# What is needed:
Present each line of the entries below that holds the word "highlight".

# Some records:
══════════

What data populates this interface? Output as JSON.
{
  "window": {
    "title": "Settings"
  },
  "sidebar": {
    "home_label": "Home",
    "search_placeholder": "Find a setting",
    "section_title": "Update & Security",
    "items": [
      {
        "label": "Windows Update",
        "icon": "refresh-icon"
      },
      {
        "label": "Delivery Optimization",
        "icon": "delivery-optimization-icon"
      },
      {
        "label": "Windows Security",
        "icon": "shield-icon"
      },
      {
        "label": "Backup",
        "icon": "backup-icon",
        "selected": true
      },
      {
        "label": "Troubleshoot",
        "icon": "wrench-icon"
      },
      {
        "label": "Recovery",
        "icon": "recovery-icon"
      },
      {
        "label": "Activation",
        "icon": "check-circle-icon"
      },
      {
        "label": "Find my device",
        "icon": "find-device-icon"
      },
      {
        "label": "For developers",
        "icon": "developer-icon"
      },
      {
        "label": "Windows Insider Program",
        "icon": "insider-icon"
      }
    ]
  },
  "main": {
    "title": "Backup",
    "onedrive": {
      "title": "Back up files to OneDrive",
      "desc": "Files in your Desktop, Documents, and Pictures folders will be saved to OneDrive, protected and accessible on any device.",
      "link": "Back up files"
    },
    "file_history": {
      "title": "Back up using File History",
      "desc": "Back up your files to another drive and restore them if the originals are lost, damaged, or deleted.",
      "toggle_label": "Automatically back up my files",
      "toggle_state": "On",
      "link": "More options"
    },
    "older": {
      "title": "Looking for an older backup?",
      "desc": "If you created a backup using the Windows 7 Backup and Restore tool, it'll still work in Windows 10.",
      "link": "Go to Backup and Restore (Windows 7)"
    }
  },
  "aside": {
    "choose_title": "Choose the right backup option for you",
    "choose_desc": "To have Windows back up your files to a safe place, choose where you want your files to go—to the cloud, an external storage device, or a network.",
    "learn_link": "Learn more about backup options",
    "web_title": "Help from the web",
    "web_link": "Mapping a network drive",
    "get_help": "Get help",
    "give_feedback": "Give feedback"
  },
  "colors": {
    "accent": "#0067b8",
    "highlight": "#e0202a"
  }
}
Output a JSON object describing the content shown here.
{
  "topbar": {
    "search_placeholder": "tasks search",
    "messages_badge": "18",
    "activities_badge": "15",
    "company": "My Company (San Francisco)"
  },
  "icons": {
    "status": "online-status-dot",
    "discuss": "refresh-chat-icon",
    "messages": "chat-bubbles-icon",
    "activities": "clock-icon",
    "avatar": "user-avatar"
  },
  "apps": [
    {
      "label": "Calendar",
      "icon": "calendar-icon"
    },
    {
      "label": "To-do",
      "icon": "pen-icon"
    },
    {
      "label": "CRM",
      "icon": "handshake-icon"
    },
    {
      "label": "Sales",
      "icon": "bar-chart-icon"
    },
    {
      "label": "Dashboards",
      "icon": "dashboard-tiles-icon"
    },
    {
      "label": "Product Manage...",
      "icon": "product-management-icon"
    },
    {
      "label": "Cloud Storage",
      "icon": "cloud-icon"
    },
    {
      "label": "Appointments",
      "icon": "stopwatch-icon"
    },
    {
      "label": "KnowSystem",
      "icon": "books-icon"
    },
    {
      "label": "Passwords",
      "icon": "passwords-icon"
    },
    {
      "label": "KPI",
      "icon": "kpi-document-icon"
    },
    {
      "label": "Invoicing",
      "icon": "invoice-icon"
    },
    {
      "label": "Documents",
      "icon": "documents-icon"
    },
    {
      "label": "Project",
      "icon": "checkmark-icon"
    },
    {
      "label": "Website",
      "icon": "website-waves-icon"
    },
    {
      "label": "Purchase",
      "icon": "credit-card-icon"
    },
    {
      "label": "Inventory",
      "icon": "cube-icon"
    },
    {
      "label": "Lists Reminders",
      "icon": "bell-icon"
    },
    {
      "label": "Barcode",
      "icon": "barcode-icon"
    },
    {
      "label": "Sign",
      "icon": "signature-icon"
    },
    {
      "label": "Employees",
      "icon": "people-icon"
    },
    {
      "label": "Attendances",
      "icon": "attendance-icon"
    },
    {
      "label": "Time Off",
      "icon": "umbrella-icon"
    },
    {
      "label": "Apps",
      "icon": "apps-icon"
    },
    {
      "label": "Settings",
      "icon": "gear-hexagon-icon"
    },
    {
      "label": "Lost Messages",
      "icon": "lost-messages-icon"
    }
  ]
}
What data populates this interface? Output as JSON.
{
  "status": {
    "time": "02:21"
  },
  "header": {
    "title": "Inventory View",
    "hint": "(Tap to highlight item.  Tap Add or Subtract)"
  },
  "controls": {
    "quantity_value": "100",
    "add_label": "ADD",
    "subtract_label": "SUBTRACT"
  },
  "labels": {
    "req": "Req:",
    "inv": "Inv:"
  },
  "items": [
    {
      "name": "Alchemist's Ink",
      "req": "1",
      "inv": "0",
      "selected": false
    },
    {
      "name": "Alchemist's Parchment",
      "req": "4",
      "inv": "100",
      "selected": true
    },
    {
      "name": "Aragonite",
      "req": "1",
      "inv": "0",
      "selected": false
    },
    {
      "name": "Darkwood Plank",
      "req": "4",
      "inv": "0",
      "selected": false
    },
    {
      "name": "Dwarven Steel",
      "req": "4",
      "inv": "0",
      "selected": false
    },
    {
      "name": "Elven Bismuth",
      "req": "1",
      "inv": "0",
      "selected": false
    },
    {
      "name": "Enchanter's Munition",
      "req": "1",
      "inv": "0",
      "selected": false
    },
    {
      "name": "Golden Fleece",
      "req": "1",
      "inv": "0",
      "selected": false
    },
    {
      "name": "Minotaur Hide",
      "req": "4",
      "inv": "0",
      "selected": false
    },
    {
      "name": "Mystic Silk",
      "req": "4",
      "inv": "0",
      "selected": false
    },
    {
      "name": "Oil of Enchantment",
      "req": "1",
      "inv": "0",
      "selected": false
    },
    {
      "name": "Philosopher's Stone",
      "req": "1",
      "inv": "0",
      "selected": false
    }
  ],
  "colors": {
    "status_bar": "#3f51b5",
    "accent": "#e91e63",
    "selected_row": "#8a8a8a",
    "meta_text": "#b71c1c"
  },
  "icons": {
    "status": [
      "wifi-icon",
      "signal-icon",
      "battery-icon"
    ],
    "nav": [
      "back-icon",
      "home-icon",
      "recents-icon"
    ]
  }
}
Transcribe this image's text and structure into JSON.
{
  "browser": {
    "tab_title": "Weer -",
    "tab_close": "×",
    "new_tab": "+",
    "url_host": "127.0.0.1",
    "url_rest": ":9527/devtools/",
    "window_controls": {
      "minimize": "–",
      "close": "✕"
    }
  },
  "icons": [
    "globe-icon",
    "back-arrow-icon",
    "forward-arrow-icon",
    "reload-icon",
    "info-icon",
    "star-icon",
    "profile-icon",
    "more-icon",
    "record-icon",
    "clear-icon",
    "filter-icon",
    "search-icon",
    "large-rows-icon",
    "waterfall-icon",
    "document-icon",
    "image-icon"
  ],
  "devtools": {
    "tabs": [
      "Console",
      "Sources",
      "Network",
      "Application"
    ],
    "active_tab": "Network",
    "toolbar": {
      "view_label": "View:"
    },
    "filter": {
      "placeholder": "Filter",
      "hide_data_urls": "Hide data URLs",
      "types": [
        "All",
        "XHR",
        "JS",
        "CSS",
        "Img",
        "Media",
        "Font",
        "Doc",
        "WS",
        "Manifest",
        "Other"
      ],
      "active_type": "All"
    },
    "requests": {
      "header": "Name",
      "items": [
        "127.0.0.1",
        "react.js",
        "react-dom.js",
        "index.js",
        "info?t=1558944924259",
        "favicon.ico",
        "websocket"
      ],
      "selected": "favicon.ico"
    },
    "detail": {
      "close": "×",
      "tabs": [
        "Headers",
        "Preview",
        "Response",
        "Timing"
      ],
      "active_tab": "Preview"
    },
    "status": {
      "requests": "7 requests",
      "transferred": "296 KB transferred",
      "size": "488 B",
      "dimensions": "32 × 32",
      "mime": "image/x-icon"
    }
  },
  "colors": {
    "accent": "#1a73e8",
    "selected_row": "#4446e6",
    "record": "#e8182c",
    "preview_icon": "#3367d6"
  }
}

══════════

# Completed exercise:
    "highlight": "#e0202a"
    "hint": "(Tap to highlight item.  Tap Add or Subtract)"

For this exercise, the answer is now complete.